■ EXERCISE:
Exactly repeat all the records below, omitting the images they hold.

■ DATA TO PROCESS:
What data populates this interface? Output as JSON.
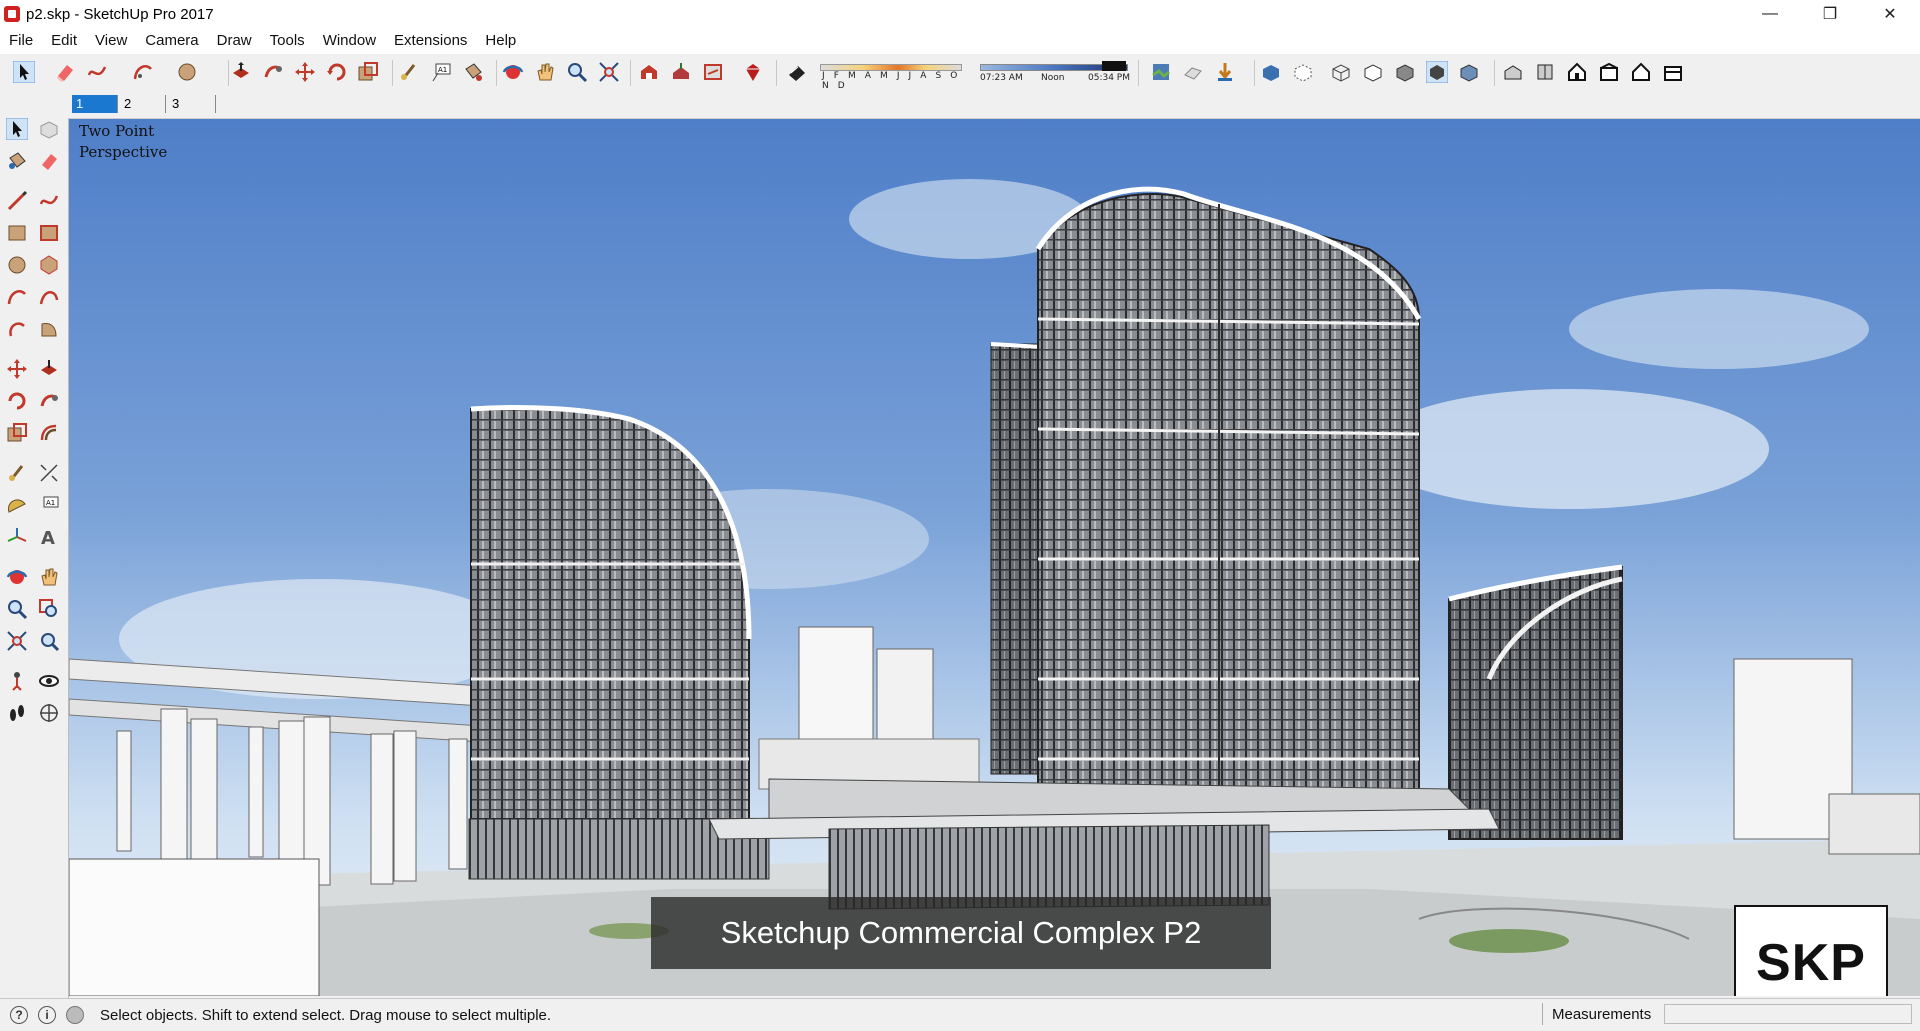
{
  "window": {
    "title": "p2.skp - SketchUp Pro 2017",
    "minimize": "—",
    "maximize": "❐",
    "close": "✕"
  },
  "menu": [
    "File",
    "Edit",
    "View",
    "Camera",
    "Draw",
    "Tools",
    "Window",
    "Extensions",
    "Help"
  ],
  "shadows": {
    "months": "J F M A M J J A S O N D",
    "time_start": "07:23 AM",
    "time_mid": "Noon",
    "time_end": "05:34 PM"
  },
  "scene_tabs": [
    "1",
    "2",
    "3"
  ],
  "active_scene": "1",
  "viewport": {
    "camera_label_line1": "Two Point",
    "camera_label_line2": "Perspective",
    "caption": "Sketchup Commercial Complex P2",
    "logo": "SKP"
  },
  "status": {
    "hint": "Select objects. Shift to extend select. Drag mouse to select multiple.",
    "measurements_label": "Measurements",
    "measurements_value": ""
  },
  "colors": {
    "sky_top": "#4f7ec8",
    "sky_bottom": "#cfe0f2",
    "active_tab": "#1a78d0",
    "tool_red": "#c0392b"
  }
}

■ EXERCISE OUTPUT:
What data populates this interface? Output as JSON.
{
  "window": {
    "title": "p2.skp - SketchUp Pro 2017",
    "minimize": "—",
    "maximize": "❐",
    "close": "✕"
  },
  "menu": [
    "File",
    "Edit",
    "View",
    "Camera",
    "Draw",
    "Tools",
    "Window",
    "Extensions",
    "Help"
  ],
  "shadows": {
    "months": "J F M A M J J A S O N D",
    "time_start": "07:23 AM",
    "time_mid": "Noon",
    "time_end": "05:34 PM"
  },
  "scene_tabs": [
    "1",
    "2",
    "3"
  ],
  "active_scene": "1",
  "viewport": {
    "camera_label_line1": "Two Point",
    "camera_label_line2": "Perspective",
    "caption": "Sketchup Commercial Complex P2",
    "logo": "SKP"
  },
  "status": {
    "hint": "Select objects. Shift to extend select. Drag mouse to select multiple.",
    "measurements_label": "Measurements",
    "measurements_value": ""
  },
  "colors": {
    "sky_top": "#4f7ec8",
    "sky_bottom": "#cfe0f2",
    "active_tab": "#1a78d0",
    "tool_red": "#c0392b"
  }
}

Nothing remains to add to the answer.